Dataset excerpts:
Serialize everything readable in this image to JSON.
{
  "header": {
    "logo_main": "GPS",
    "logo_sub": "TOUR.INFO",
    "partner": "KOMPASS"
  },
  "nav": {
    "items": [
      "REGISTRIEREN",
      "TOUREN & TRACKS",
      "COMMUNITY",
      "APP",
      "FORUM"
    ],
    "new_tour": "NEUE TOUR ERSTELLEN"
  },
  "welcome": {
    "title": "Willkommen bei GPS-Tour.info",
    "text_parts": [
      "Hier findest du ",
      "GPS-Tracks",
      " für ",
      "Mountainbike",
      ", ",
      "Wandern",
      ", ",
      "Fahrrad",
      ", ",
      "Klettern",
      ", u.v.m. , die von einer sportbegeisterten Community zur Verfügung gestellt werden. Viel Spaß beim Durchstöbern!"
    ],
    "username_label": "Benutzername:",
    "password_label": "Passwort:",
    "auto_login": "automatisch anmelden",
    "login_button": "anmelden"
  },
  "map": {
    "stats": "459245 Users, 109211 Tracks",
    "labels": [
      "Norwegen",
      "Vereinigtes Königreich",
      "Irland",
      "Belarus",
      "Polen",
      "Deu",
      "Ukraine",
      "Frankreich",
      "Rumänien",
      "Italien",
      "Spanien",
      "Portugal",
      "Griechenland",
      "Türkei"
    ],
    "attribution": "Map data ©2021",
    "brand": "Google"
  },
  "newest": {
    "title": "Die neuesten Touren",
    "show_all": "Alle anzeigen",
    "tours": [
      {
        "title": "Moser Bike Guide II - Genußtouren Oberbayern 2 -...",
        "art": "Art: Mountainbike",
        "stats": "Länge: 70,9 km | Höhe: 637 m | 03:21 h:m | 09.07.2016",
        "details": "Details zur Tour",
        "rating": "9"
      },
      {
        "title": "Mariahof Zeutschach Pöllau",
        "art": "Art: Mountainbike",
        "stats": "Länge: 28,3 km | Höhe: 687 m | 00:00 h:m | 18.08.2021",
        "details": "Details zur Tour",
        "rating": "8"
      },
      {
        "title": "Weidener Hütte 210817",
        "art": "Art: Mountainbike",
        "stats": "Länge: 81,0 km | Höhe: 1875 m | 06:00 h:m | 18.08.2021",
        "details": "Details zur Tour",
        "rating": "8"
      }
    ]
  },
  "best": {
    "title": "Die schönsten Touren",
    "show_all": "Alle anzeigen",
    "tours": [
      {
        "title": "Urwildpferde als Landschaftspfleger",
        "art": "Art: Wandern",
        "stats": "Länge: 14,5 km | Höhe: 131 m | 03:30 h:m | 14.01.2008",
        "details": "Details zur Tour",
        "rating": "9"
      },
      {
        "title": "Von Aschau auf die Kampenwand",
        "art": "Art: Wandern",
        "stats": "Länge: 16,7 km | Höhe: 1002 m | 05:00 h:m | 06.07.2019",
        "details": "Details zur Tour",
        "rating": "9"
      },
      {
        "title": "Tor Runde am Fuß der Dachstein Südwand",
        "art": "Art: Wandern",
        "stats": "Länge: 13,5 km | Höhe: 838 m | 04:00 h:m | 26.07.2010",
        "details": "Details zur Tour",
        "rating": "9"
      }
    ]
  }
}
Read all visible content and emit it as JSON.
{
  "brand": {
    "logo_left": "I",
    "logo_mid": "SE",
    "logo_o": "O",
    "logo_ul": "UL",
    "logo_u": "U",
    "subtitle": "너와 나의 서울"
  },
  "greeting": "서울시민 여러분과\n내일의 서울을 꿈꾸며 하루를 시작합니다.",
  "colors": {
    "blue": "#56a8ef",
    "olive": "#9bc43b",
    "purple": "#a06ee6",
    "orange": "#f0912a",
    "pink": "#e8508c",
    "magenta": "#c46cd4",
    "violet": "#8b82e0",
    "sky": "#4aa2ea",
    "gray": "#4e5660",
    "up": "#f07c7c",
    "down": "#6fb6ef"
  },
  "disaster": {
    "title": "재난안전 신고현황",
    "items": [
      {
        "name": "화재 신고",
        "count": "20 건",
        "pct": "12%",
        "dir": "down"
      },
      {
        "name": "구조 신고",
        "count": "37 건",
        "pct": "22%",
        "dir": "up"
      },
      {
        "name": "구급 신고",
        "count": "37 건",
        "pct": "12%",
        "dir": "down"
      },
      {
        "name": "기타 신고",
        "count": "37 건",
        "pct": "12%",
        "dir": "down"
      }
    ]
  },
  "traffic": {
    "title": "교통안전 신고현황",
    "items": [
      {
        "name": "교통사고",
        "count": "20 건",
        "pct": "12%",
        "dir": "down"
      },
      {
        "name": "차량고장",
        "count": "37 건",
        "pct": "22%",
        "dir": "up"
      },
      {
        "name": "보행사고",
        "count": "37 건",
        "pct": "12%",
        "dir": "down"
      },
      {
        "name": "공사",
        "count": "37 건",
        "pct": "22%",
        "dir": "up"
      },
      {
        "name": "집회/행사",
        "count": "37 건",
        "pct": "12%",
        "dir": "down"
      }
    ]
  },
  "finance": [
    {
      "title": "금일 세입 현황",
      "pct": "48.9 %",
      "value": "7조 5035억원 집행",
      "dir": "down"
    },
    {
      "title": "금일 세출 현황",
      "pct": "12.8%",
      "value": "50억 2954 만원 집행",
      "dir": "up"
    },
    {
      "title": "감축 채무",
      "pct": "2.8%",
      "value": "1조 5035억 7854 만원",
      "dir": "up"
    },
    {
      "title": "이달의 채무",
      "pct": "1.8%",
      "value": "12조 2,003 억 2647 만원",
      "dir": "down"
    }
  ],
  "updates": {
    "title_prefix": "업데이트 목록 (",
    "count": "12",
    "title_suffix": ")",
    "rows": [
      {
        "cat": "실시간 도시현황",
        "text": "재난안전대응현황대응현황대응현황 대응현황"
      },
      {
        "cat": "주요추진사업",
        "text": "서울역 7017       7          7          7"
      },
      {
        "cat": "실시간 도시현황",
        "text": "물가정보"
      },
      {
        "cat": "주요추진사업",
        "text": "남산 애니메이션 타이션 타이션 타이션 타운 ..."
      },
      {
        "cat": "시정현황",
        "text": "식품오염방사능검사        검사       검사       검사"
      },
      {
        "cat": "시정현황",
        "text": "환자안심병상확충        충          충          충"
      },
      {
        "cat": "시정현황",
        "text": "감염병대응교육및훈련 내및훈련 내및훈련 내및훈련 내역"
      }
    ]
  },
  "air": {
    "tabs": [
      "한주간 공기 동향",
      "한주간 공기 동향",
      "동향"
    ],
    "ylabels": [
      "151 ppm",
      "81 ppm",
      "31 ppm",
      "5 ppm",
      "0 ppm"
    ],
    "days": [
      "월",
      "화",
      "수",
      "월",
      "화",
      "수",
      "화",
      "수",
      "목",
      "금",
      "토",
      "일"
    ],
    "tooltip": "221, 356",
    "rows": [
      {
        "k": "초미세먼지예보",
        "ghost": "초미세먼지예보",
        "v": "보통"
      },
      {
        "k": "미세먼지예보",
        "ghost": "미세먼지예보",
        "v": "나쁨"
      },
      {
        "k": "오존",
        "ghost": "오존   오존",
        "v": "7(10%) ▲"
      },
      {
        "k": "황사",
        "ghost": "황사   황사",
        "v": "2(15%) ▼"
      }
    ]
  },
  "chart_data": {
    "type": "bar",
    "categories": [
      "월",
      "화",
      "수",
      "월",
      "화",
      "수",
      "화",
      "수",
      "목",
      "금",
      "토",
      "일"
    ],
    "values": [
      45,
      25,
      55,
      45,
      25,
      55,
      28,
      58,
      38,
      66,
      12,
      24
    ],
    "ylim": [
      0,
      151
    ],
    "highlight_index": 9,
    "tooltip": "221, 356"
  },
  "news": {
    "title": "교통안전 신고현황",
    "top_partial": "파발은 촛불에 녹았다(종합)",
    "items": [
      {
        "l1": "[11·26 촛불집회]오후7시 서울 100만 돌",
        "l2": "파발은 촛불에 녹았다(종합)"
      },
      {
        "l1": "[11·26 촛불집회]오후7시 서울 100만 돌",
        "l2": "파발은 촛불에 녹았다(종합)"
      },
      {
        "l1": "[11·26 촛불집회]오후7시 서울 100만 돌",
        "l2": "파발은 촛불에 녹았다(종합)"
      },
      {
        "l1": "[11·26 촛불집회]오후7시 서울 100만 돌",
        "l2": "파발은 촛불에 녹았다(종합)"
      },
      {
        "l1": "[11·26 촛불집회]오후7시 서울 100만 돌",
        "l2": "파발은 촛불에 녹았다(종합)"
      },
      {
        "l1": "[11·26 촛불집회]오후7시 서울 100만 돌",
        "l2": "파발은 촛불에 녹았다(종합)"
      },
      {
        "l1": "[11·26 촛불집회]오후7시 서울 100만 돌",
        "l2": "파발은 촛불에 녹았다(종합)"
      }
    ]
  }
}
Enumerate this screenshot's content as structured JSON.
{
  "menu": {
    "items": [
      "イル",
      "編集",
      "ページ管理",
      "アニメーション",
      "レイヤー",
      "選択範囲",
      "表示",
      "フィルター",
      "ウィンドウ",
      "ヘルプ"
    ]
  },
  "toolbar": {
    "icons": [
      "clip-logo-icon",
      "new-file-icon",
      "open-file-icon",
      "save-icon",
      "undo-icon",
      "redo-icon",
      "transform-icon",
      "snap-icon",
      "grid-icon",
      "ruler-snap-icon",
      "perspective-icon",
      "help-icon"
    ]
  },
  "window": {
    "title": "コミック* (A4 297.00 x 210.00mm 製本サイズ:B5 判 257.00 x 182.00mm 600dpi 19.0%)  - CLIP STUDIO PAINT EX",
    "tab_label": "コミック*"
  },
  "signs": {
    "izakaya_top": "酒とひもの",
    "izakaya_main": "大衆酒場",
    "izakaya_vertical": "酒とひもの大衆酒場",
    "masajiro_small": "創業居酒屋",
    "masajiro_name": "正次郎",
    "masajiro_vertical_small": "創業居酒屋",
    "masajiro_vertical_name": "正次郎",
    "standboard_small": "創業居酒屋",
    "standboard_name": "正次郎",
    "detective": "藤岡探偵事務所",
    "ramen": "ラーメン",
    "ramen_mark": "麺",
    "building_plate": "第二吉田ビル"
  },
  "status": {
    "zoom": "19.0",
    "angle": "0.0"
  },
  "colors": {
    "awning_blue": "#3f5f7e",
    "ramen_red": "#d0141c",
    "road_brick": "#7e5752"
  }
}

What is expected:
Write out every line of the preceding listing that contains "コミック".

Solution to this exercise:
    "title": "コミック* (A4 297.00 x 210.00mm 製本サイズ:B5 判 257.00 x 182.00mm 600dpi 19.0%)  - CLIP STUDIO PAINT EX",
    "tab_label": "コミック*"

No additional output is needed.